(Data records)
******************************

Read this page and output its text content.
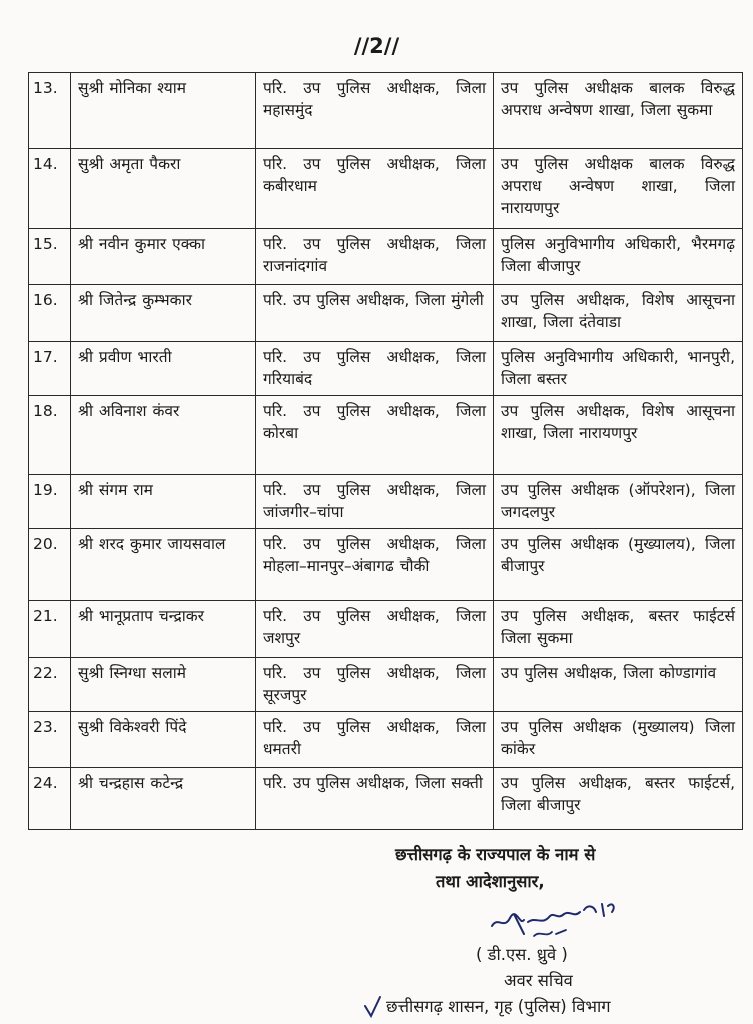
//2//
13.	सुश्री मोनिका श्याम	परि. उप पुलिस अधीक्षक, जिला महासमुंद	उप पुलिस अधीक्षक बालक विरुद्ध अपराध अन्वेषण शाखा, जिला सुकमा
14.	सुश्री अमृता पैकरा	परि. उप पुलिस अधीक्षक, जिला कबीरधाम	उप पुलिस अधीक्षक बालक विरुद्ध अपराध अन्वेषण शाखा, जिला नारायणपुर
15.	श्री नवीन कुमार एक्का	परि. उप पुलिस अधीक्षक, जिला राजनांदगांव	पुलिस अनुविभागीय अधिकारी, भैरमगढ़ जिला बीजापुर
16.	श्री जितेन्द्र कुम्भकार	परि. उप पुलिस अधीक्षक, जिला मुंगेली	उप पुलिस अधीक्षक, विशेष आसूचना शाखा, जिला दंतेवाडा
17.	श्री प्रवीण भारती	परि. उप पुलिस अधीक्षक, जिला गरियाबंद	पुलिस अनुविभागीय अधिकारी, भानपुरी, जिला बस्तर
18.	श्री अविनाश कंवर	परि. उप पुलिस अधीक्षक, जिला कोरबा	उप पुलिस अधीक्षक, विशेष आसूचना शाखा, जिला नारायणपुर
19.	श्री संगम राम	परि. उप पुलिस अधीक्षक, जिला जांजगीर–चांपा	उप पुलिस अधीक्षक (ऑपरेशन), जिला जगदलपुर
20.	श्री शरद कुमार जायसवाल	परि. उप पुलिस अधीक्षक, जिला मोहला–मानपुर–अंबागढ चौकी	उप पुलिस अधीक्षक (मुख्यालय), जिला बीजापुर
21.	श्री भानूप्रताप चन्द्राकर	परि. उप पुलिस अधीक्षक, जिला जशपुर	उप पुलिस अधीक्षक, बस्तर फाईटर्स जिला सुकमा
22.	सुश्री स्निग्धा सलामे	परि. उप पुलिस अधीक्षक, जिला सूरजपुर	उप पुलिस अधीक्षक, जिला कोण्डागांव
23.	सुश्री विकेश्वरी पिंदे	परि. उप पुलिस अधीक्षक, जिला धमतरी	उप पुलिस अधीक्षक (मुख्यालय) जिला कांकेर
24.	श्री चन्द्रहास कटेन्द्र	परि. उप पुलिस अधीक्षक, जिला सक्ती	उप पुलिस अधीक्षक, बस्तर फाईटर्स, जिला बीजापुर
छत्तीसगढ़ के राज्यपाल के नाम से
तथा आदेशानुसार,
( डी.एस. ध्रुवे )
अवर सचिव
छत्तीसगढ़ शासन, गृह (पुलिस) विभाग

******************************

Quote the material exactly. Pictures stay out.

◆ Response to this task ◆
Read this page and output its text content.
//2//
13.	सुश्री मोनिका श्याम	परि. उप पुलिस अधीक्षक, जिला महासमुंद	उप पुलिस अधीक्षक बालक विरुद्ध अपराध अन्वेषण शाखा, जिला सुकमा
14.	सुश्री अमृता पैकरा	परि. उप पुलिस अधीक्षक, जिला कबीरधाम	उप पुलिस अधीक्षक बालक विरुद्ध अपराध अन्वेषण शाखा, जिला नारायणपुर
15.	श्री नवीन कुमार एक्का	परि. उप पुलिस अधीक्षक, जिला राजनांदगांव	पुलिस अनुविभागीय अधिकारी, भैरमगढ़ जिला बीजापुर
16.	श्री जितेन्द्र कुम्भकार	परि. उप पुलिस अधीक्षक, जिला मुंगेली	उप पुलिस अधीक्षक, विशेष आसूचना शाखा, जिला दंतेवाडा
17.	श्री प्रवीण भारती	परि. उप पुलिस अधीक्षक, जिला गरियाबंद	पुलिस अनुविभागीय अधिकारी, भानपुरी, जिला बस्तर
18.	श्री अविनाश कंवर	परि. उप पुलिस अधीक्षक, जिला कोरबा	उप पुलिस अधीक्षक, विशेष आसूचना शाखा, जिला नारायणपुर
19.	श्री संगम राम	परि. उप पुलिस अधीक्षक, जिला जांजगीर–चांपा	उप पुलिस अधीक्षक (ऑपरेशन), जिला जगदलपुर
20.	श्री शरद कुमार जायसवाल	परि. उप पुलिस अधीक्षक, जिला मोहला–मानपुर–अंबागढ चौकी	उप पुलिस अधीक्षक (मुख्यालय), जिला बीजापुर
21.	श्री भानूप्रताप चन्द्राकर	परि. उप पुलिस अधीक्षक, जिला जशपुर	उप पुलिस अधीक्षक, बस्तर फाईटर्स जिला सुकमा
22.	सुश्री स्निग्धा सलामे	परि. उप पुलिस अधीक्षक, जिला सूरजपुर	उप पुलिस अधीक्षक, जिला कोण्डागांव
23.	सुश्री विकेश्वरी पिंदे	परि. उप पुलिस अधीक्षक, जिला धमतरी	उप पुलिस अधीक्षक (मुख्यालय) जिला कांकेर
24.	श्री चन्द्रहास कटेन्द्र	परि. उप पुलिस अधीक्षक, जिला सक्ती	उप पुलिस अधीक्षक, बस्तर फाईटर्स, जिला बीजापुर
छत्तीसगढ़ के राज्यपाल के नाम से
तथा आदेशानुसार,
( डी.एस. ध्रुवे )
अवर सचिव
छत्तीसगढ़ शासन, गृह (पुलिस) विभाग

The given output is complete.